-- AIM --
Please find all lines in the data that hold the string "JSON" and copy them.

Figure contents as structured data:
══════════
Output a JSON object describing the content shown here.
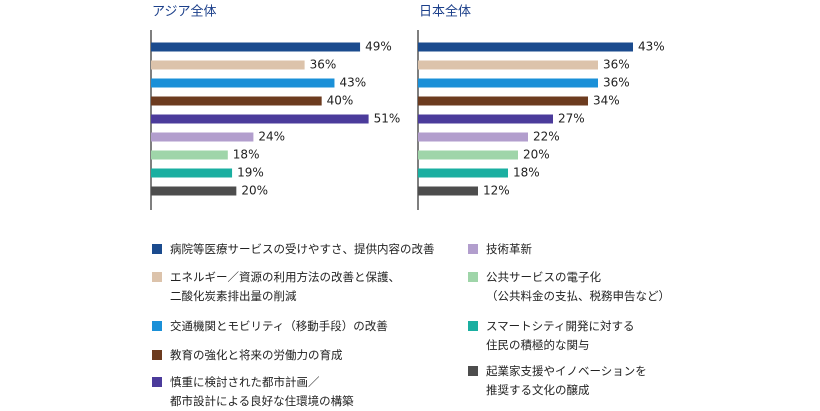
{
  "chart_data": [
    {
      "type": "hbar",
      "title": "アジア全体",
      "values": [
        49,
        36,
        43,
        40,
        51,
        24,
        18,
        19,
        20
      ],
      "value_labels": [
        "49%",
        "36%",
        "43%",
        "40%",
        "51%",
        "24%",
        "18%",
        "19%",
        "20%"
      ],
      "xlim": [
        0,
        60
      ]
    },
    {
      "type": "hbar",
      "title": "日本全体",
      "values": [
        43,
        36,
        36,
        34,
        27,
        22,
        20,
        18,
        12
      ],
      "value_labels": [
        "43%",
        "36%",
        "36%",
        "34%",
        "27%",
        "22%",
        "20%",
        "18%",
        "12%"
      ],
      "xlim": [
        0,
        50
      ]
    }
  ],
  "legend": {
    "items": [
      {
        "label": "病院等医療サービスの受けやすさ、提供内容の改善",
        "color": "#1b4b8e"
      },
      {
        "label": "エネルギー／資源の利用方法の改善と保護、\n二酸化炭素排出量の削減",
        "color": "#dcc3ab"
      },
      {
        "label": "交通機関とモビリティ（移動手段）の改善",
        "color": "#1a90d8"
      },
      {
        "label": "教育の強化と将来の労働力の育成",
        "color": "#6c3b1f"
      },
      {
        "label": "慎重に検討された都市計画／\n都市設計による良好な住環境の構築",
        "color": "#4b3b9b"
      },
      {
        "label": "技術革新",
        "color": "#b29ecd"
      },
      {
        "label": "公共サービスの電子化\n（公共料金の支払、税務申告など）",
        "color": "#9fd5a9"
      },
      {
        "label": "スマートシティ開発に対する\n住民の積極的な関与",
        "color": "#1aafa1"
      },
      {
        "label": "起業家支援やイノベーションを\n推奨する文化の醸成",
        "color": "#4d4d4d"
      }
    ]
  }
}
══════════
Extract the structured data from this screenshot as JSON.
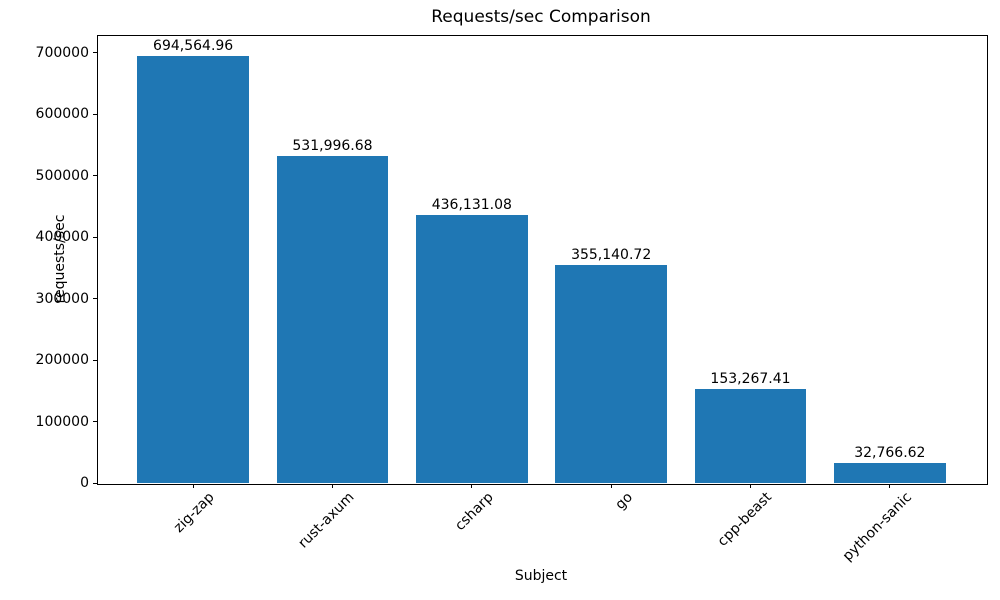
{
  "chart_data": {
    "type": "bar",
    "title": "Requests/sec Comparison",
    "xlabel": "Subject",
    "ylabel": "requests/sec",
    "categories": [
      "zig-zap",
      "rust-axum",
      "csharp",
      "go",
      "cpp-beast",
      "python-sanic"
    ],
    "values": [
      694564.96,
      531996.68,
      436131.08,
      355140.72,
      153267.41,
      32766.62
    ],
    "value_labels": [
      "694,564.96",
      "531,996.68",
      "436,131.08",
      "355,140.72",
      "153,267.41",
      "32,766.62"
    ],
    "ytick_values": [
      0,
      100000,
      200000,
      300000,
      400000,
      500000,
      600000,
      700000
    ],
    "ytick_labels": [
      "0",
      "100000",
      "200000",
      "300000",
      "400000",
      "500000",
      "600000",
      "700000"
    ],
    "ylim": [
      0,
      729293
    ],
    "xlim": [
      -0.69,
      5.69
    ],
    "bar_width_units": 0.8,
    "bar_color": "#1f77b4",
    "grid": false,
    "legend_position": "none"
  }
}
══════════
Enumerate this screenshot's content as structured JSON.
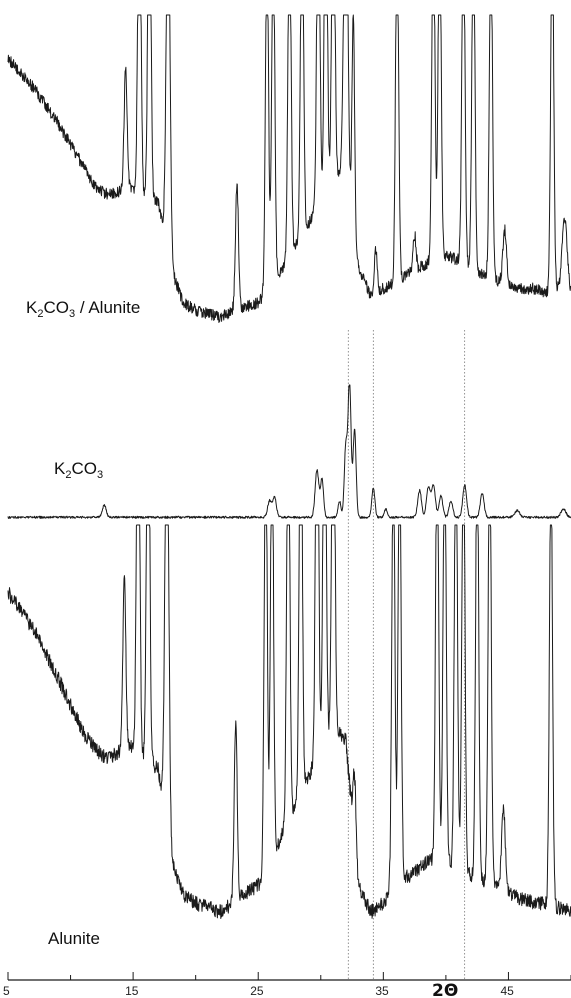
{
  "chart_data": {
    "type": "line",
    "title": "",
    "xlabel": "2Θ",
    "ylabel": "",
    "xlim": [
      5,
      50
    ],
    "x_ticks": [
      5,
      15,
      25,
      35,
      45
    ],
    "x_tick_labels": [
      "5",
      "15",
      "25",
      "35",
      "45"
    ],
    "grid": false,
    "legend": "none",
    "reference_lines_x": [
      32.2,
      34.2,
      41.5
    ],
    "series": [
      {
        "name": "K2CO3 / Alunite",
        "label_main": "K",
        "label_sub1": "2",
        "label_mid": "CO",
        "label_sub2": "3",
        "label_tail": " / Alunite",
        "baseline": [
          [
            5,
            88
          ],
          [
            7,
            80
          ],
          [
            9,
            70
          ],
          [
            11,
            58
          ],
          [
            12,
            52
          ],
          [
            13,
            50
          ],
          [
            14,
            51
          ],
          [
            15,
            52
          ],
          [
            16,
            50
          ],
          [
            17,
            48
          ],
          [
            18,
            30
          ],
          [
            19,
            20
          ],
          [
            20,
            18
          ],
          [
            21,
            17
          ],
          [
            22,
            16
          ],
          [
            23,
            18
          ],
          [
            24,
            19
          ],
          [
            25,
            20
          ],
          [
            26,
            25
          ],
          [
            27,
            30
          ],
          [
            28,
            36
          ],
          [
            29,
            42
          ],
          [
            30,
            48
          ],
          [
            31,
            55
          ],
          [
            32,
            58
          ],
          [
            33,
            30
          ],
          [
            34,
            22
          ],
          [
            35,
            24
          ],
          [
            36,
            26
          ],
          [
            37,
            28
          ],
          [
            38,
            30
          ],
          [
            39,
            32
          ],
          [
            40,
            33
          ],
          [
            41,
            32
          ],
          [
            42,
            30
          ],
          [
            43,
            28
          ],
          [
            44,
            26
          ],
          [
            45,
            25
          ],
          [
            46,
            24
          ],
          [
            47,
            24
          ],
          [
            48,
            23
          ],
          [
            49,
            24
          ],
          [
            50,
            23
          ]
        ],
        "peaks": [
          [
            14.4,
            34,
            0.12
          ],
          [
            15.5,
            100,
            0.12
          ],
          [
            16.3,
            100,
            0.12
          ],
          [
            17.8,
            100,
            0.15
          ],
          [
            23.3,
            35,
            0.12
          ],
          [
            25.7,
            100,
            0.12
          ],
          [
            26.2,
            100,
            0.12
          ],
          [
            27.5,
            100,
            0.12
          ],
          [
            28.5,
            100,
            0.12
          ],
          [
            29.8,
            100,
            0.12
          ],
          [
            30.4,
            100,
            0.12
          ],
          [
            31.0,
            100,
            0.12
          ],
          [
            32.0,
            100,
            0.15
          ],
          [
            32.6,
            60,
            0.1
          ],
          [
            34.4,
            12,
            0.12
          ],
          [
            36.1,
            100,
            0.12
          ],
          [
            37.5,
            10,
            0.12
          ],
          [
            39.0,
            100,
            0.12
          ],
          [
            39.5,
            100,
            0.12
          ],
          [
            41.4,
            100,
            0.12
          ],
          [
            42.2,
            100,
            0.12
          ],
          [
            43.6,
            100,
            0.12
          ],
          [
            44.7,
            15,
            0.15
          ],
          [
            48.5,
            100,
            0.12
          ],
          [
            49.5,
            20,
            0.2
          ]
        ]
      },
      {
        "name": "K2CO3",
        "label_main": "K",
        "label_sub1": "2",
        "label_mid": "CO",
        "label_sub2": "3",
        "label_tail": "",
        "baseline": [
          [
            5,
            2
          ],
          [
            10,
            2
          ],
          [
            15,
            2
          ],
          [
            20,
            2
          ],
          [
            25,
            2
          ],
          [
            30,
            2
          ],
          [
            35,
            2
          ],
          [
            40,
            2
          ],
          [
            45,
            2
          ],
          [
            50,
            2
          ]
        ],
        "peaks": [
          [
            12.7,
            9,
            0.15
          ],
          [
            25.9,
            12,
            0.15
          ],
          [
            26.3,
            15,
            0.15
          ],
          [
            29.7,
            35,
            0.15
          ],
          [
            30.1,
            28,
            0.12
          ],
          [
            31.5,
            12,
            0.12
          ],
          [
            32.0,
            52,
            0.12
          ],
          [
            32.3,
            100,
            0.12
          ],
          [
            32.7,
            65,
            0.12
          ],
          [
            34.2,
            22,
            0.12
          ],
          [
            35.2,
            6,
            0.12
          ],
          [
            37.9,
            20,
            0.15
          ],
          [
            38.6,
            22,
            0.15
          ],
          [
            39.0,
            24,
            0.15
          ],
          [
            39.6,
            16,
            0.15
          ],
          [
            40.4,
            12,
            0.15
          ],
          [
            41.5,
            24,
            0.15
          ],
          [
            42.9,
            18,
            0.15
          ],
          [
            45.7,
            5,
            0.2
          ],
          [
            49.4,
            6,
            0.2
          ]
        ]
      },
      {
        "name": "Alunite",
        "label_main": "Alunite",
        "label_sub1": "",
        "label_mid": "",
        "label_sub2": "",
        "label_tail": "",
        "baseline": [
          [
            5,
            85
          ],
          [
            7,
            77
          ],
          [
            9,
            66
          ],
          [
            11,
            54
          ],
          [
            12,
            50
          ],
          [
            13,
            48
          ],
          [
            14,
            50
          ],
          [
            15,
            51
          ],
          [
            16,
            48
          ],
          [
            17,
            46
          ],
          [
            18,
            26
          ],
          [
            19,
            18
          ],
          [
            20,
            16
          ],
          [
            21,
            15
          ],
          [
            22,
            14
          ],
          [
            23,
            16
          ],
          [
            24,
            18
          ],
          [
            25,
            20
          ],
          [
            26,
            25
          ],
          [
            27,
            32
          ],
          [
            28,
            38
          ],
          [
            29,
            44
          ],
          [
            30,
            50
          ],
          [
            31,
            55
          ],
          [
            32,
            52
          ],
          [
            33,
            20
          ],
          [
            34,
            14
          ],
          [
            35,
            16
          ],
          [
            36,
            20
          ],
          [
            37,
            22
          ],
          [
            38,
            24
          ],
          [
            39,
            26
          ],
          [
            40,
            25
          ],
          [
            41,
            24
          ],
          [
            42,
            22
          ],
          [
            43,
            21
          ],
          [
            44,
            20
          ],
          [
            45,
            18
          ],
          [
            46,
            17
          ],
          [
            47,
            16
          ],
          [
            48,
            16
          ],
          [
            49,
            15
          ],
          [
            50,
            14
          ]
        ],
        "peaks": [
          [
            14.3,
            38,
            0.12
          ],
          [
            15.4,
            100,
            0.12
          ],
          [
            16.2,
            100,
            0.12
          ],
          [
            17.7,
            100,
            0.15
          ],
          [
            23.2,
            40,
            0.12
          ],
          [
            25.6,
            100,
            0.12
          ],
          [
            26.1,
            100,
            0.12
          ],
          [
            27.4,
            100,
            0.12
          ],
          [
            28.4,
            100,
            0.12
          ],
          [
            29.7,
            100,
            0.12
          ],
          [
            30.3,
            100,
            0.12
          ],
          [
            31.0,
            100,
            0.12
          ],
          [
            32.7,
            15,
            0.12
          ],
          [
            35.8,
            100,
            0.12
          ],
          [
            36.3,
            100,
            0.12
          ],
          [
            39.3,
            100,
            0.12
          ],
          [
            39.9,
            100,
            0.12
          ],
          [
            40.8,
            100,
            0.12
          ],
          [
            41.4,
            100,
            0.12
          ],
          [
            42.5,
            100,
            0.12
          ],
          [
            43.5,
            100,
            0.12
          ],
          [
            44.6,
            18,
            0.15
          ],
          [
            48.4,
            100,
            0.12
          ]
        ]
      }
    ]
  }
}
══════════
-- RESPONSE FOR THIS EXERCISE --
Output a JSON object describing the content shown here.
Extract the structured data from this screenshot as JSON.
Enumerate this screenshot's content as structured JSON.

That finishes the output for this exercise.